## START

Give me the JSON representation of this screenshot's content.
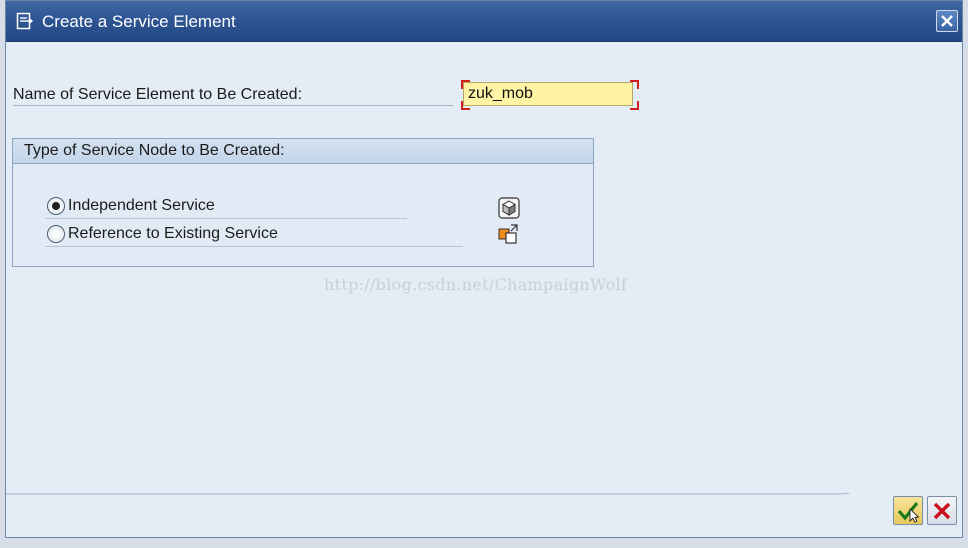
{
  "window": {
    "title": "Create a Service Element",
    "title_icon": "create-document-icon",
    "close_icon": "close-icon"
  },
  "form": {
    "name_label": "Name of Service Element to Be Created:",
    "name_value": "zuk_mob"
  },
  "service_type_group": {
    "title": "Type of Service Node to Be Created:",
    "options": [
      {
        "label": "Independent Service",
        "selected": true,
        "icon": "service-cube-icon"
      },
      {
        "label": "Reference to Existing Service",
        "selected": false,
        "icon": "reference-service-icon"
      }
    ]
  },
  "watermark": "http://blog.csdn.net/ChampaignWolf",
  "footer": {
    "confirm_icon": "checkmark-confirm-icon",
    "cancel_icon": "cancel-x-icon"
  },
  "colors": {
    "title_bar": "#2c5290",
    "input_background": "#fff3a6",
    "required_marker": "#d0201a",
    "confirm_button": "#e6c95d",
    "cancel_red": "#c8101c"
  }
}
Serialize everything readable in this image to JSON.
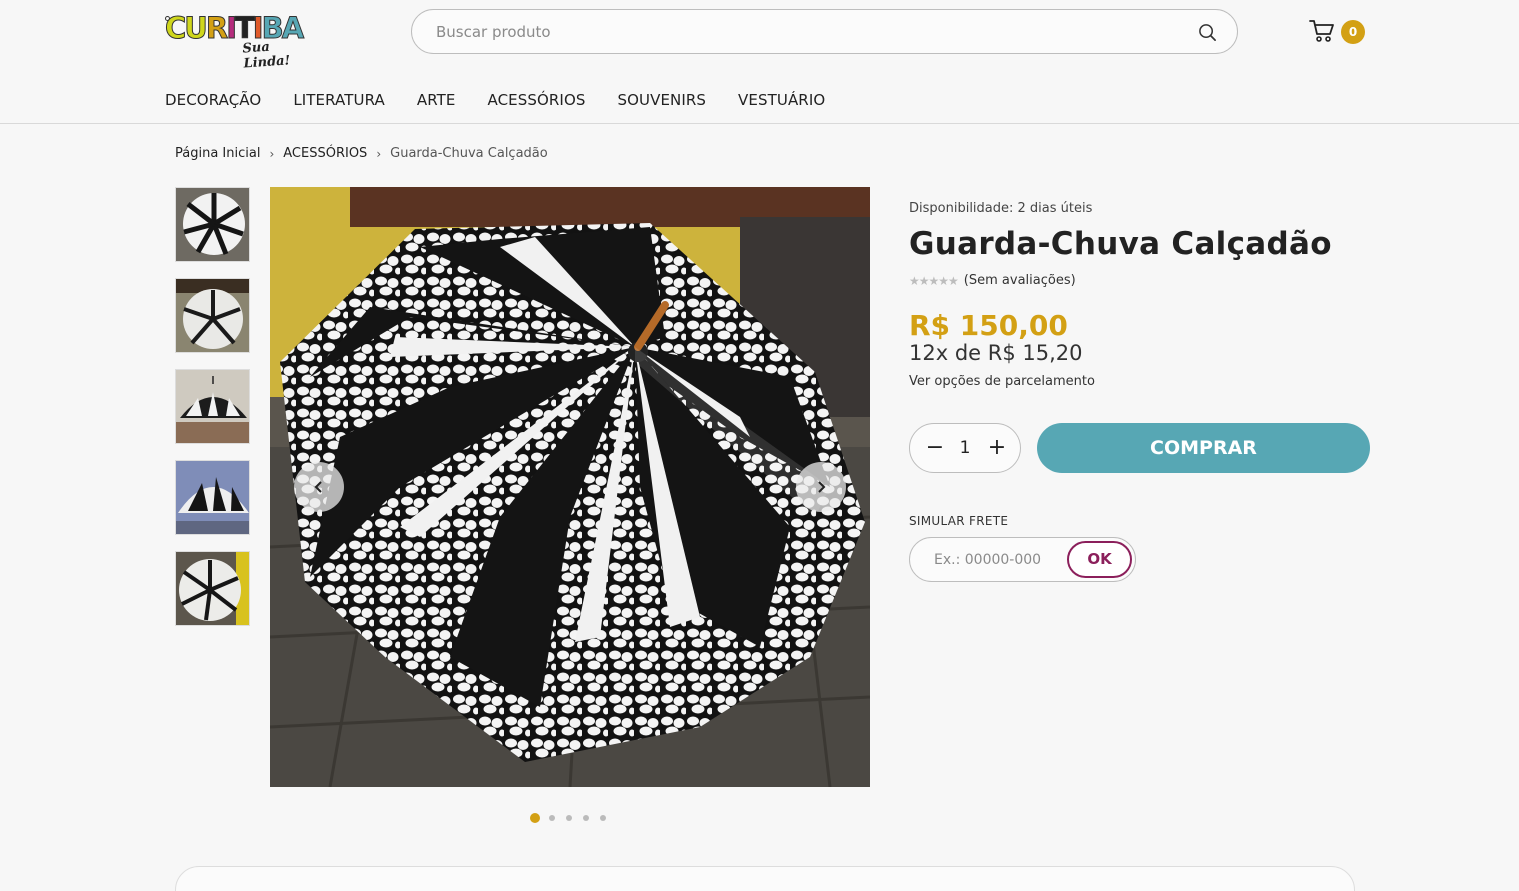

## END

Copy all the entries word for word. Omit any pictures.

Give me the JSON representation of this screenshot's content.
{
  "window": {
    "title": "Create a Service Element",
    "title_icon": "create-document-icon",
    "close_icon": "close-icon"
  },
  "form": {
    "name_label": "Name of Service Element to Be Created:",
    "name_value": "zuk_mob"
  },
  "service_type_group": {
    "title": "Type of Service Node to Be Created:",
    "options": [
      {
        "label": "Independent Service",
        "selected": true,
        "icon": "service-cube-icon"
      },
      {
        "label": "Reference to Existing Service",
        "selected": false,
        "icon": "reference-service-icon"
      }
    ]
  },
  "watermark": "http://blog.csdn.net/ChampaignWolf",
  "footer": {
    "confirm_icon": "checkmark-confirm-icon",
    "cancel_icon": "cancel-x-icon"
  },
  "colors": {
    "title_bar": "#2c5290",
    "input_background": "#fff3a6",
    "required_marker": "#d0201a",
    "confirm_button": "#e6c95d",
    "cancel_red": "#c8101c"
  }
}
Serialize everything readable in this image to JSON.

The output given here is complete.